• _WHAT THE TASK ASKS_
Give the data below again exactly as written, without its pictures.

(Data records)
________________________

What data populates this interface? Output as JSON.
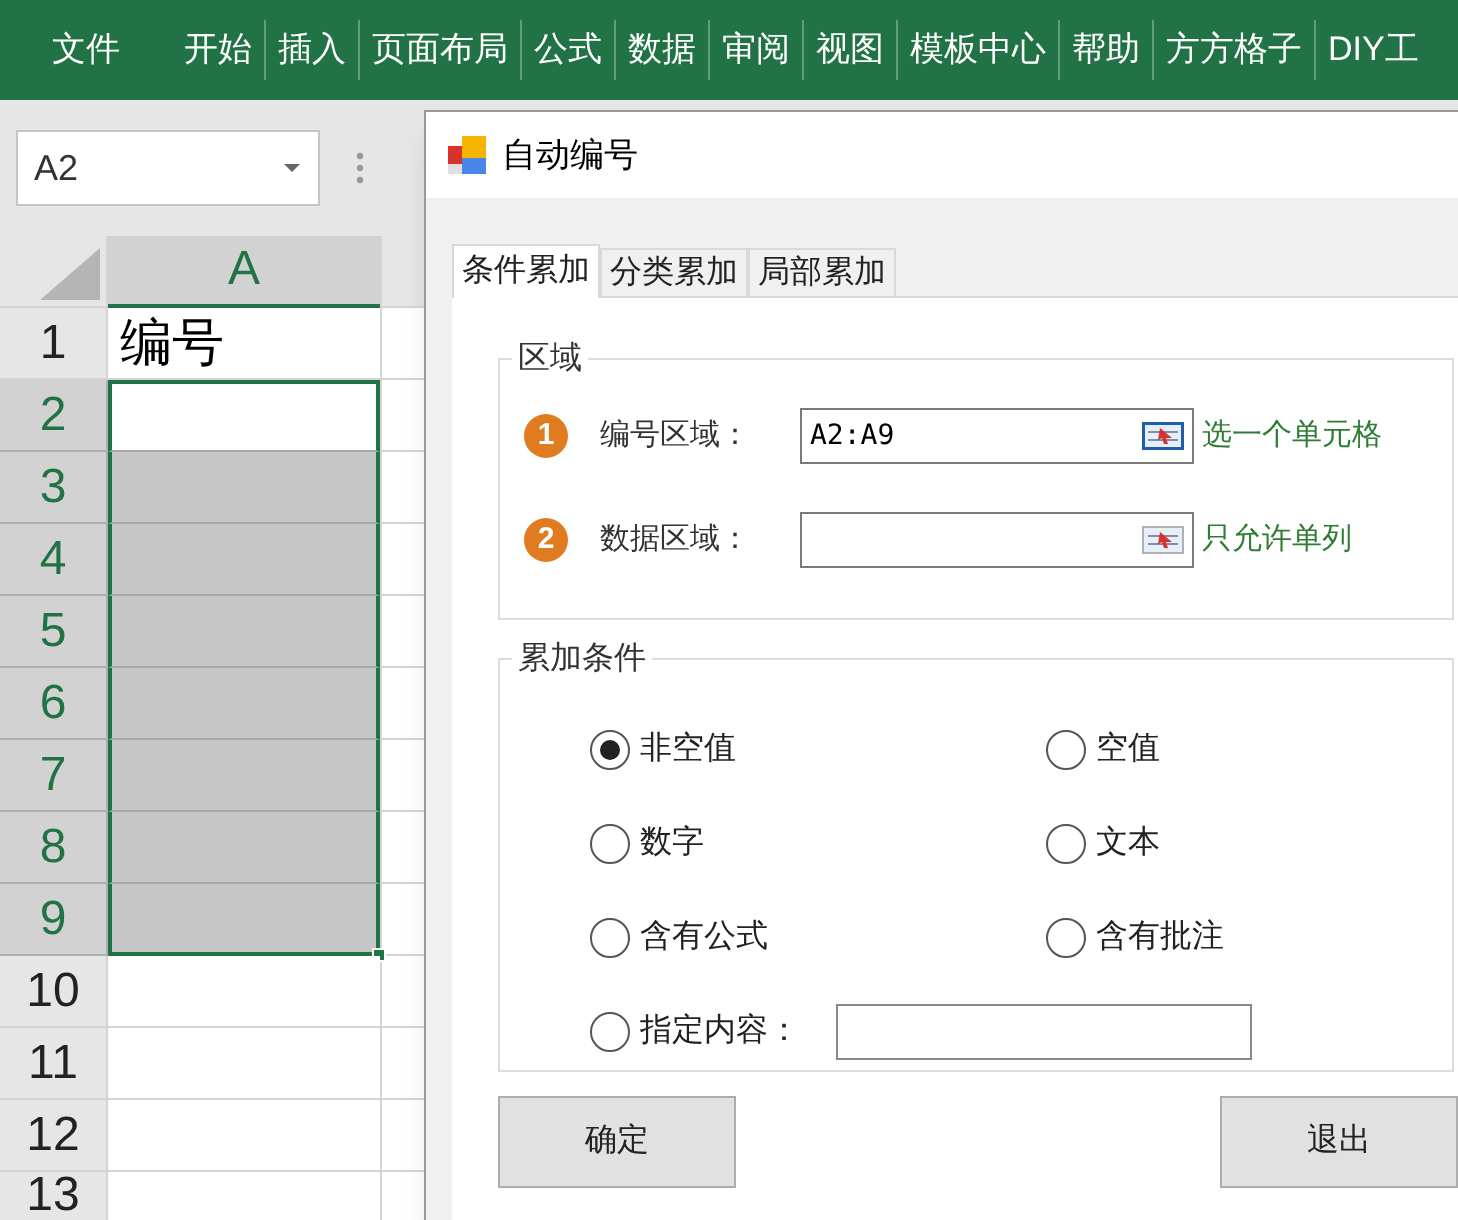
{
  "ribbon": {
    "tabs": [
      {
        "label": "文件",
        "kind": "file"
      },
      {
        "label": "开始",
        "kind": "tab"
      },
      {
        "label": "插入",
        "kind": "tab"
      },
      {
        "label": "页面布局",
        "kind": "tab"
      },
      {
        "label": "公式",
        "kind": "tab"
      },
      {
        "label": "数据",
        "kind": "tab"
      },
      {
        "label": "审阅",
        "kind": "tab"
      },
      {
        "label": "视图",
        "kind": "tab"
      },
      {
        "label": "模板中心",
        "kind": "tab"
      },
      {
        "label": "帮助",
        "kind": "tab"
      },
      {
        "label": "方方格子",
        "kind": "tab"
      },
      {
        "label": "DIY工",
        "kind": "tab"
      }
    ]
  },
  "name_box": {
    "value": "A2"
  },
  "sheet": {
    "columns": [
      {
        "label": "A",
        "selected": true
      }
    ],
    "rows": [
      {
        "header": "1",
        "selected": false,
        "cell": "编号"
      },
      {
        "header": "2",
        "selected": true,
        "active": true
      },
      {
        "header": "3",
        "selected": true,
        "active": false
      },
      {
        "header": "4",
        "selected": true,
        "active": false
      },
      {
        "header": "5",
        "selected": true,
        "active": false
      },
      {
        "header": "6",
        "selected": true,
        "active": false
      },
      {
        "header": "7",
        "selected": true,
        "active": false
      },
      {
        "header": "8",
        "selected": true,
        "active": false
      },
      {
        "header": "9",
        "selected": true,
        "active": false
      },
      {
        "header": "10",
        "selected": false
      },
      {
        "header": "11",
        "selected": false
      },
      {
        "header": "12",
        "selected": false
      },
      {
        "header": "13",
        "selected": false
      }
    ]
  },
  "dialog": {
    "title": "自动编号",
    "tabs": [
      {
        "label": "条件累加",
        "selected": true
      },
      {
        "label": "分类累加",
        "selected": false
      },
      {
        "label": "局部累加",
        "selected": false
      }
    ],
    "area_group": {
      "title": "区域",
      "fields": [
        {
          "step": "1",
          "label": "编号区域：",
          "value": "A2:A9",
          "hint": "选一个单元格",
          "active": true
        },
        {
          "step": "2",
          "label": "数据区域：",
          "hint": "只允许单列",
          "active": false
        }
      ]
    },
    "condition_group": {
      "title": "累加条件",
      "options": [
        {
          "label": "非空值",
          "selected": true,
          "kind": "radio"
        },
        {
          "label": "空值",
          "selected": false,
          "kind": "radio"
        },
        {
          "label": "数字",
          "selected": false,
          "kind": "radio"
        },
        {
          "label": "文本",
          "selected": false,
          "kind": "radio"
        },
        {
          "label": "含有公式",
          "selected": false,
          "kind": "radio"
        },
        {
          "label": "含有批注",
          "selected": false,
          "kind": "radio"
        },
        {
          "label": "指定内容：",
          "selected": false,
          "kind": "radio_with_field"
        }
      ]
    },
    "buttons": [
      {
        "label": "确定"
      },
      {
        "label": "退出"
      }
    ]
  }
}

________________________

• _FULL ANSWER_
What data populates this interface? Output as JSON.
{
  "ribbon": {
    "tabs": [
      {
        "label": "文件",
        "kind": "file"
      },
      {
        "label": "开始",
        "kind": "tab"
      },
      {
        "label": "插入",
        "kind": "tab"
      },
      {
        "label": "页面布局",
        "kind": "tab"
      },
      {
        "label": "公式",
        "kind": "tab"
      },
      {
        "label": "数据",
        "kind": "tab"
      },
      {
        "label": "审阅",
        "kind": "tab"
      },
      {
        "label": "视图",
        "kind": "tab"
      },
      {
        "label": "模板中心",
        "kind": "tab"
      },
      {
        "label": "帮助",
        "kind": "tab"
      },
      {
        "label": "方方格子",
        "kind": "tab"
      },
      {
        "label": "DIY工",
        "kind": "tab"
      }
    ]
  },
  "name_box": {
    "value": "A2"
  },
  "sheet": {
    "columns": [
      {
        "label": "A",
        "selected": true
      }
    ],
    "rows": [
      {
        "header": "1",
        "selected": false,
        "cell": "编号"
      },
      {
        "header": "2",
        "selected": true,
        "active": true
      },
      {
        "header": "3",
        "selected": true,
        "active": false
      },
      {
        "header": "4",
        "selected": true,
        "active": false
      },
      {
        "header": "5",
        "selected": true,
        "active": false
      },
      {
        "header": "6",
        "selected": true,
        "active": false
      },
      {
        "header": "7",
        "selected": true,
        "active": false
      },
      {
        "header": "8",
        "selected": true,
        "active": false
      },
      {
        "header": "9",
        "selected": true,
        "active": false
      },
      {
        "header": "10",
        "selected": false
      },
      {
        "header": "11",
        "selected": false
      },
      {
        "header": "12",
        "selected": false
      },
      {
        "header": "13",
        "selected": false
      }
    ]
  },
  "dialog": {
    "title": "自动编号",
    "tabs": [
      {
        "label": "条件累加",
        "selected": true
      },
      {
        "label": "分类累加",
        "selected": false
      },
      {
        "label": "局部累加",
        "selected": false
      }
    ],
    "area_group": {
      "title": "区域",
      "fields": [
        {
          "step": "1",
          "label": "编号区域：",
          "value": "A2:A9",
          "hint": "选一个单元格",
          "active": true
        },
        {
          "step": "2",
          "label": "数据区域：",
          "hint": "只允许单列",
          "active": false
        }
      ]
    },
    "condition_group": {
      "title": "累加条件",
      "options": [
        {
          "label": "非空值",
          "selected": true,
          "kind": "radio"
        },
        {
          "label": "空值",
          "selected": false,
          "kind": "radio"
        },
        {
          "label": "数字",
          "selected": false,
          "kind": "radio"
        },
        {
          "label": "文本",
          "selected": false,
          "kind": "radio"
        },
        {
          "label": "含有公式",
          "selected": false,
          "kind": "radio"
        },
        {
          "label": "含有批注",
          "selected": false,
          "kind": "radio"
        },
        {
          "label": "指定内容：",
          "selected": false,
          "kind": "radio_with_field"
        }
      ]
    },
    "buttons": [
      {
        "label": "确定"
      },
      {
        "label": "退出"
      }
    ]
  }
}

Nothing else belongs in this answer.